▶ **To be done**
Write the material out again exactly as it stands.

▶ **Records**
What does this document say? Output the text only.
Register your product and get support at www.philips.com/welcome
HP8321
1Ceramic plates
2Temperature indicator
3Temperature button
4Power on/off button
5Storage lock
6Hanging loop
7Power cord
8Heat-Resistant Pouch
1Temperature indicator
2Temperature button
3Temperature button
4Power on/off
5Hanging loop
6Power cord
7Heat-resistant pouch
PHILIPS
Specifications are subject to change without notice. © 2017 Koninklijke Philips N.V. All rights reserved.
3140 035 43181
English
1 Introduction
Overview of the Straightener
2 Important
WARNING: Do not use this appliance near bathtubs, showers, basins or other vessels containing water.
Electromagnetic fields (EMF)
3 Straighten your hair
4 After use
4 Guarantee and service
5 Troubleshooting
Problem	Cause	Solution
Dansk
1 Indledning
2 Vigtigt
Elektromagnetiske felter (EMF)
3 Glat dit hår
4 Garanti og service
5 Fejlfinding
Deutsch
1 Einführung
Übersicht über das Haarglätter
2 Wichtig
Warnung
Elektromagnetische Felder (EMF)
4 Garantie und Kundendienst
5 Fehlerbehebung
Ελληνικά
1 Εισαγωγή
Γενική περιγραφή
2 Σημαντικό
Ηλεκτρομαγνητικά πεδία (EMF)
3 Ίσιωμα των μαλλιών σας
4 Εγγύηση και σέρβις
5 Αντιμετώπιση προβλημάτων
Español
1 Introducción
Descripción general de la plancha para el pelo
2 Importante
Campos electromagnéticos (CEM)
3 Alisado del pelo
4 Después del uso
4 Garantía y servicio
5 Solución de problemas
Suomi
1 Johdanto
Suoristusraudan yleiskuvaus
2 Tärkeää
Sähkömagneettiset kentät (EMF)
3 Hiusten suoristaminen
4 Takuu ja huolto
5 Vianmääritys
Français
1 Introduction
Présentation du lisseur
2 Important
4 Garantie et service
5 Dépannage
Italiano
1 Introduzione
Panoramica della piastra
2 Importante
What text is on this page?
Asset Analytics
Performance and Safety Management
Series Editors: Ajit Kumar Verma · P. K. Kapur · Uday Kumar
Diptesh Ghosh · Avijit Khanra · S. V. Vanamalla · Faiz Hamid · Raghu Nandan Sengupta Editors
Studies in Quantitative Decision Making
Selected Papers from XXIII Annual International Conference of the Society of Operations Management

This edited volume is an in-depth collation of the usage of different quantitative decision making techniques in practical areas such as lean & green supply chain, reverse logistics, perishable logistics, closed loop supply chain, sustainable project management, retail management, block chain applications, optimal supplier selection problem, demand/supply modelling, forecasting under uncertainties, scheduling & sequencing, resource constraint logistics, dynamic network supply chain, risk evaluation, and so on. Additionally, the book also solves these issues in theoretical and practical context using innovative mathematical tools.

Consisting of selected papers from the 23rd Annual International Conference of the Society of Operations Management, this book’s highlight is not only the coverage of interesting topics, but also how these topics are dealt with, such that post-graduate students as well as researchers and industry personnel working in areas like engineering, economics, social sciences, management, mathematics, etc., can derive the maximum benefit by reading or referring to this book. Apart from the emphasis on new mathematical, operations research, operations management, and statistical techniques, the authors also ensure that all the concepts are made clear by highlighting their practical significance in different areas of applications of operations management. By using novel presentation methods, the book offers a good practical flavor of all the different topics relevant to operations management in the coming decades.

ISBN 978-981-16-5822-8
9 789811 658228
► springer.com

▶ **The answer**
What does this document say? Output the text only.
Register your product and get support at www.philips.com/welcome
HP8321
1Ceramic plates
2Temperature indicator
3Temperature button
4Power on/off button
5Storage lock
6Hanging loop
7Power cord
8Heat-Resistant Pouch
1Temperature indicator
2Temperature button
3Temperature button
4Power on/off
5Hanging loop
6Power cord
7Heat-resistant pouch
PHILIPS
Specifications are subject to change without notice. © 2017 Koninklijke Philips N.V. All rights reserved.
3140 035 43181
English
1 Introduction
Overview of the Straightener
2 Important
WARNING: Do not use this appliance near bathtubs, showers, basins or other vessels containing water.
Electromagnetic fields (EMF)
3 Straighten your hair
4 After use
4 Guarantee and service
5 Troubleshooting
Problem	Cause	Solution
Dansk
1 Indledning
2 Vigtigt
Elektromagnetiske felter (EMF)
3 Glat dit hår
4 Garanti og service
5 Fejlfinding
Deutsch
1 Einführung
Übersicht über das Haarglätter
2 Wichtig
Warnung
Elektromagnetische Felder (EMF)
4 Garantie und Kundendienst
5 Fehlerbehebung
Ελληνικά
1 Εισαγωγή
Γενική περιγραφή
2 Σημαντικό
Ηλεκτρομαγνητικά πεδία (EMF)
3 Ίσιωμα των μαλλιών σας
4 Εγγύηση και σέρβις
5 Αντιμετώπιση προβλημάτων
Español
1 Introducción
Descripción general de la plancha para el pelo
2 Importante
Campos electromagnéticos (CEM)
3 Alisado del pelo
4 Después del uso
4 Garantía y servicio
5 Solución de problemas
Suomi
1 Johdanto
Suoristusraudan yleiskuvaus
2 Tärkeää
Sähkömagneettiset kentät (EMF)
3 Hiusten suoristaminen
4 Takuu ja huolto
5 Vianmääritys
Français
1 Introduction
Présentation du lisseur
2 Important
4 Garantie et service
5 Dépannage
Italiano
1 Introduzione
Panoramica della piastra
2 Importante
What text is on this page?
Asset Analytics
Performance and Safety Management
Series Editors: Ajit Kumar Verma · P. K. Kapur · Uday Kumar
Diptesh Ghosh · Avijit Khanra · S. V. Vanamalla · Faiz Hamid · Raghu Nandan Sengupta Editors
Studies in Quantitative Decision Making
Selected Papers from XXIII Annual International Conference of the Society of Operations Management

This edited volume is an in-depth collation of the usage of different quantitative decision making techniques in practical areas such as lean & green supply chain, reverse logistics, perishable logistics, closed loop supply chain, sustainable project management, retail management, block chain applications, optimal supplier selection problem, demand/supply modelling, forecasting under uncertainties, scheduling & sequencing, resource constraint logistics, dynamic network supply chain, risk evaluation, and so on. Additionally, the book also solves these issues in theoretical and practical context using innovative mathematical tools.

Consisting of selected papers from the 23rd Annual International Conference of the Society of Operations Management, this book’s highlight is not only the coverage of interesting topics, but also how these topics are dealt with, such that post-graduate students as well as researchers and industry personnel working in areas like engineering, economics, social sciences, management, mathematics, etc., can derive the maximum benefit by reading or referring to this book. Apart from the emphasis on new mathematical, operations research, operations management, and statistical techniques, the authors also ensure that all the concepts are made clear by highlighting their practical significance in different areas of applications of operations management. By using novel presentation methods, the book offers a good practical flavor of all the different topics relevant to operations management in the coming decades.

ISBN 978-981-16-5822-8
9 789811 658228
► springer.com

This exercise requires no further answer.